--- begin AVAILABLE RECORDS ---

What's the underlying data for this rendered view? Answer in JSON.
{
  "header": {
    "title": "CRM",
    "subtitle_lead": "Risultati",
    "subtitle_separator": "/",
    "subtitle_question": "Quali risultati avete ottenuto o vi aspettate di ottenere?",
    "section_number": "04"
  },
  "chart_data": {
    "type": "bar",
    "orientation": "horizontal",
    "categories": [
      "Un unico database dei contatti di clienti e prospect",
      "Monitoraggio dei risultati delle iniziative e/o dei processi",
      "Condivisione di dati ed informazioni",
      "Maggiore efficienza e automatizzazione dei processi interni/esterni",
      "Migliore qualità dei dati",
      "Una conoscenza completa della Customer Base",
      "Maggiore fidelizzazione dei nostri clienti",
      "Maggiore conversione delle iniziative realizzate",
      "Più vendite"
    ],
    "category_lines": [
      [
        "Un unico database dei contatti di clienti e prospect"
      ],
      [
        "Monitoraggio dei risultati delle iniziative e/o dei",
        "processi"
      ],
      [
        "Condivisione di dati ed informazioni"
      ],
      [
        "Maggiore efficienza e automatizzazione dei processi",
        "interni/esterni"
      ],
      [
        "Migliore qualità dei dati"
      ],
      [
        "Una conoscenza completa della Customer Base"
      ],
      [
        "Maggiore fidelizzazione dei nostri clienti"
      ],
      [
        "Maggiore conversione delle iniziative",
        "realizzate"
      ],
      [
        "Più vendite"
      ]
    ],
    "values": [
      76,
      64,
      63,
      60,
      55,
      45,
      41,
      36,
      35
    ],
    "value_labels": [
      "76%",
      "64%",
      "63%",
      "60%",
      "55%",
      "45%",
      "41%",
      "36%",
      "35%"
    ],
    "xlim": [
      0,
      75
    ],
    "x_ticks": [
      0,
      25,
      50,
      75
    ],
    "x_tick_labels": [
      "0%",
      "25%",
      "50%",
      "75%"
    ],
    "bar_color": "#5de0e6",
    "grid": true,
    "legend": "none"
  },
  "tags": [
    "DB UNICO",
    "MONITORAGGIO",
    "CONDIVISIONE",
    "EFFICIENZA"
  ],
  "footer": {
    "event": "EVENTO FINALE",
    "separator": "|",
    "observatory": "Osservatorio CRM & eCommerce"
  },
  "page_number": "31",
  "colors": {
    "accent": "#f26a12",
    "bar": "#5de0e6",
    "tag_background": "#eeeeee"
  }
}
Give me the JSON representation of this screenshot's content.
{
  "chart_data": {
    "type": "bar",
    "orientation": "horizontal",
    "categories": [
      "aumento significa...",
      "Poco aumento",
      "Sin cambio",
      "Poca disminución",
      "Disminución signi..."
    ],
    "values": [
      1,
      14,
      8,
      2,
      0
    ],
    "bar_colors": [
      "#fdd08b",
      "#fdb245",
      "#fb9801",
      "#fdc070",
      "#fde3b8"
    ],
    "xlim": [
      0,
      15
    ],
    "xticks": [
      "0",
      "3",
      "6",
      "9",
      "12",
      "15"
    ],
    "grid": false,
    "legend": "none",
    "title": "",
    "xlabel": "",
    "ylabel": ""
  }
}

--- end AVAILABLE RECORDS ---

- INSTRUCTION -
Take the line in which "Give me the" occurs and each subsequent line through the end; give these lines again without alteration.

- REPLY TO THE TASK -
Give me the JSON representation of this screenshot's content.
{
  "chart_data": {
    "type": "bar",
    "orientation": "horizontal",
    "categories": [
      "aumento significa...",
      "Poco aumento",
      "Sin cambio",
      "Poca disminución",
      "Disminución signi..."
    ],
    "values": [
      1,
      14,
      8,
      2,
      0
    ],
    "bar_colors": [
      "#fdd08b",
      "#fdb245",
      "#fb9801",
      "#fdc070",
      "#fde3b8"
    ],
    "xlim": [
      0,
      15
    ],
    "xticks": [
      "0",
      "3",
      "6",
      "9",
      "12",
      "15"
    ],
    "grid": false,
    "legend": "none",
    "title": "",
    "xlabel": "",
    "ylabel": ""
  }
}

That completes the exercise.